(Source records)
====

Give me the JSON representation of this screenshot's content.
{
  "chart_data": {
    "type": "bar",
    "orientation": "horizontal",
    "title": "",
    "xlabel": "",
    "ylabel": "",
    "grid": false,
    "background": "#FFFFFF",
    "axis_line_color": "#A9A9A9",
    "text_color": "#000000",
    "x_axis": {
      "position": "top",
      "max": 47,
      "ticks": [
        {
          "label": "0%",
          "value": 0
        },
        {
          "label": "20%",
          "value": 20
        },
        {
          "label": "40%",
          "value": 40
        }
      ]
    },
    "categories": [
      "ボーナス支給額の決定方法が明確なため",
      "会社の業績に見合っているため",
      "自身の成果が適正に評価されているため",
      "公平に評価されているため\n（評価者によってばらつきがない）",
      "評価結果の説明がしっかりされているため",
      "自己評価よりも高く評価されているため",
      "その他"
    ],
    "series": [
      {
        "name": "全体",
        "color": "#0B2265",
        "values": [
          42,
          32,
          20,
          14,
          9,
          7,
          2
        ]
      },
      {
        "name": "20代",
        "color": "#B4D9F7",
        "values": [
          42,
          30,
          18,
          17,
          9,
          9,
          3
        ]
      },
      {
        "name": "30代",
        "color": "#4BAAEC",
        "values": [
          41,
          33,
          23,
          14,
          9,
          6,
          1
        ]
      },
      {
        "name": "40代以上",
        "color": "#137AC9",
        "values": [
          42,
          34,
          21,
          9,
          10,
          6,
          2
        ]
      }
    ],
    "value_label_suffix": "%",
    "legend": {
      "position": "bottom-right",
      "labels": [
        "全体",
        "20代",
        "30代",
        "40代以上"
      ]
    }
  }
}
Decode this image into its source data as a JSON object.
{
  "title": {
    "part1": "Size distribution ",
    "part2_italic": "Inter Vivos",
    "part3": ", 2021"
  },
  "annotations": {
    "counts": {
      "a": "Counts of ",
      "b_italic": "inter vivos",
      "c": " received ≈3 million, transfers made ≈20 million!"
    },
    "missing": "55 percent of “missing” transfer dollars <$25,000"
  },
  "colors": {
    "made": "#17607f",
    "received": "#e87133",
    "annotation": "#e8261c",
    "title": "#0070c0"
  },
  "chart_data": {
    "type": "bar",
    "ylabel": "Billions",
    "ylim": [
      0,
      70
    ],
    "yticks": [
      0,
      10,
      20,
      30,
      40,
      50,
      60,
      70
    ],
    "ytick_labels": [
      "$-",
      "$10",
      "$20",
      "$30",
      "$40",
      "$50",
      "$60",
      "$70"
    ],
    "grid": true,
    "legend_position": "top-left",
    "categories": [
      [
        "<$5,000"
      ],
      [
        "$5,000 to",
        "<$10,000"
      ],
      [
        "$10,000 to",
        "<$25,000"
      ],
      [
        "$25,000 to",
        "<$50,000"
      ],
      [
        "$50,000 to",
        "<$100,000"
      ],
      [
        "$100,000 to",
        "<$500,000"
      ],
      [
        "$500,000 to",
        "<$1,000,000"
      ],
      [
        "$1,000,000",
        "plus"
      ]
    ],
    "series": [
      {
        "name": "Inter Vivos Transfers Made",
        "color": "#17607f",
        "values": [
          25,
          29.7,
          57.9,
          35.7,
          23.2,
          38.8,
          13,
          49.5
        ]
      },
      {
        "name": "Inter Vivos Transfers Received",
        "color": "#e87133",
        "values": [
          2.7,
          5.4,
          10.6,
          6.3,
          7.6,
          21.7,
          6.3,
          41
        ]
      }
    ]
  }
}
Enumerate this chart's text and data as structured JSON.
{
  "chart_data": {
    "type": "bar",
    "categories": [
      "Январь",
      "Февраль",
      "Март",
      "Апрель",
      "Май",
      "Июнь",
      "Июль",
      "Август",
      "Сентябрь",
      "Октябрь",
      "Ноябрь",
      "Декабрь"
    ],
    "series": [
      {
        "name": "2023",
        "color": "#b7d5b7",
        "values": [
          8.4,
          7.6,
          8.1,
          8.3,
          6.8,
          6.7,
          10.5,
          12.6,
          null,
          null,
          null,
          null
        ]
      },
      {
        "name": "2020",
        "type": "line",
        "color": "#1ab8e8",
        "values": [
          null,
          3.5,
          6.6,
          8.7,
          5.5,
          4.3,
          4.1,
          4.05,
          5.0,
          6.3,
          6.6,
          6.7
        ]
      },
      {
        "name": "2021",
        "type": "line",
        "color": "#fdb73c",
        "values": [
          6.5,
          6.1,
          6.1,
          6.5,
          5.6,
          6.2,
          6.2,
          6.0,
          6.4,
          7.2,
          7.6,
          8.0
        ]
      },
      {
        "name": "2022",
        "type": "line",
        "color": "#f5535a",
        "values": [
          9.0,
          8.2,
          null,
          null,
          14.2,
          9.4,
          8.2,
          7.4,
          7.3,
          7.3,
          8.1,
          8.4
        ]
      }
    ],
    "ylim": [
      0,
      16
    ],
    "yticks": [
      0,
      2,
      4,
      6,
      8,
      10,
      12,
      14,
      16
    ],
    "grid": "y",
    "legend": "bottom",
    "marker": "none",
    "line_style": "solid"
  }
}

====

### Brief
Return all the data above once more, precisely as given.

### Answer for this exercise
Give me the JSON representation of this screenshot's content.
{
  "chart_data": {
    "type": "bar",
    "orientation": "horizontal",
    "title": "",
    "xlabel": "",
    "ylabel": "",
    "grid": false,
    "background": "#FFFFFF",
    "axis_line_color": "#A9A9A9",
    "text_color": "#000000",
    "x_axis": {
      "position": "top",
      "max": 47,
      "ticks": [
        {
          "label": "0%",
          "value": 0
        },
        {
          "label": "20%",
          "value": 20
        },
        {
          "label": "40%",
          "value": 40
        }
      ]
    },
    "categories": [
      "ボーナス支給額の決定方法が明確なため",
      "会社の業績に見合っているため",
      "自身の成果が適正に評価されているため",
      "公平に評価されているため\n（評価者によってばらつきがない）",
      "評価結果の説明がしっかりされているため",
      "自己評価よりも高く評価されているため",
      "その他"
    ],
    "series": [
      {
        "name": "全体",
        "color": "#0B2265",
        "values": [
          42,
          32,
          20,
          14,
          9,
          7,
          2
        ]
      },
      {
        "name": "20代",
        "color": "#B4D9F7",
        "values": [
          42,
          30,
          18,
          17,
          9,
          9,
          3
        ]
      },
      {
        "name": "30代",
        "color": "#4BAAEC",
        "values": [
          41,
          33,
          23,
          14,
          9,
          6,
          1
        ]
      },
      {
        "name": "40代以上",
        "color": "#137AC9",
        "values": [
          42,
          34,
          21,
          9,
          10,
          6,
          2
        ]
      }
    ],
    "value_label_suffix": "%",
    "legend": {
      "position": "bottom-right",
      "labels": [
        "全体",
        "20代",
        "30代",
        "40代以上"
      ]
    }
  }
}
Decode this image into its source data as a JSON object.
{
  "title": {
    "part1": "Size distribution ",
    "part2_italic": "Inter Vivos",
    "part3": ", 2021"
  },
  "annotations": {
    "counts": {
      "a": "Counts of ",
      "b_italic": "inter vivos",
      "c": " received ≈3 million, transfers made ≈20 million!"
    },
    "missing": "55 percent of “missing” transfer dollars <$25,000"
  },
  "colors": {
    "made": "#17607f",
    "received": "#e87133",
    "annotation": "#e8261c",
    "title": "#0070c0"
  },
  "chart_data": {
    "type": "bar",
    "ylabel": "Billions",
    "ylim": [
      0,
      70
    ],
    "yticks": [
      0,
      10,
      20,
      30,
      40,
      50,
      60,
      70
    ],
    "ytick_labels": [
      "$-",
      "$10",
      "$20",
      "$30",
      "$40",
      "$50",
      "$60",
      "$70"
    ],
    "grid": true,
    "legend_position": "top-left",
    "categories": [
      [
        "<$5,000"
      ],
      [
        "$5,000 to",
        "<$10,000"
      ],
      [
        "$10,000 to",
        "<$25,000"
      ],
      [
        "$25,000 to",
        "<$50,000"
      ],
      [
        "$50,000 to",
        "<$100,000"
      ],
      [
        "$100,000 to",
        "<$500,000"
      ],
      [
        "$500,000 to",
        "<$1,000,000"
      ],
      [
        "$1,000,000",
        "plus"
      ]
    ],
    "series": [
      {
        "name": "Inter Vivos Transfers Made",
        "color": "#17607f",
        "values": [
          25,
          29.7,
          57.9,
          35.7,
          23.2,
          38.8,
          13,
          49.5
        ]
      },
      {
        "name": "Inter Vivos Transfers Received",
        "color": "#e87133",
        "values": [
          2.7,
          5.4,
          10.6,
          6.3,
          7.6,
          21.7,
          6.3,
          41
        ]
      }
    ]
  }
}
Enumerate this chart's text and data as structured JSON.
{
  "chart_data": {
    "type": "bar",
    "categories": [
      "Январь",
      "Февраль",
      "Март",
      "Апрель",
      "Май",
      "Июнь",
      "Июль",
      "Август",
      "Сентябрь",
      "Октябрь",
      "Ноябрь",
      "Декабрь"
    ],
    "series": [
      {
        "name": "2023",
        "color": "#b7d5b7",
        "values": [
          8.4,
          7.6,
          8.1,
          8.3,
          6.8,
          6.7,
          10.5,
          12.6,
          null,
          null,
          null,
          null
        ]
      },
      {
        "name": "2020",
        "type": "line",
        "color": "#1ab8e8",
        "values": [
          null,
          3.5,
          6.6,
          8.7,
          5.5,
          4.3,
          4.1,
          4.05,
          5.0,
          6.3,
          6.6,
          6.7
        ]
      },
      {
        "name": "2021",
        "type": "line",
        "color": "#fdb73c",
        "values": [
          6.5,
          6.1,
          6.1,
          6.5,
          5.6,
          6.2,
          6.2,
          6.0,
          6.4,
          7.2,
          7.6,
          8.0
        ]
      },
      {
        "name": "2022",
        "type": "line",
        "color": "#f5535a",
        "values": [
          9.0,
          8.2,
          null,
          null,
          14.2,
          9.4,
          8.2,
          7.4,
          7.3,
          7.3,
          8.1,
          8.4
        ]
      }
    ],
    "ylim": [
      0,
      16
    ],
    "yticks": [
      0,
      2,
      4,
      6,
      8,
      10,
      12,
      14,
      16
    ],
    "grid": "y",
    "legend": "bottom",
    "marker": "none",
    "line_style": "solid"
  }
}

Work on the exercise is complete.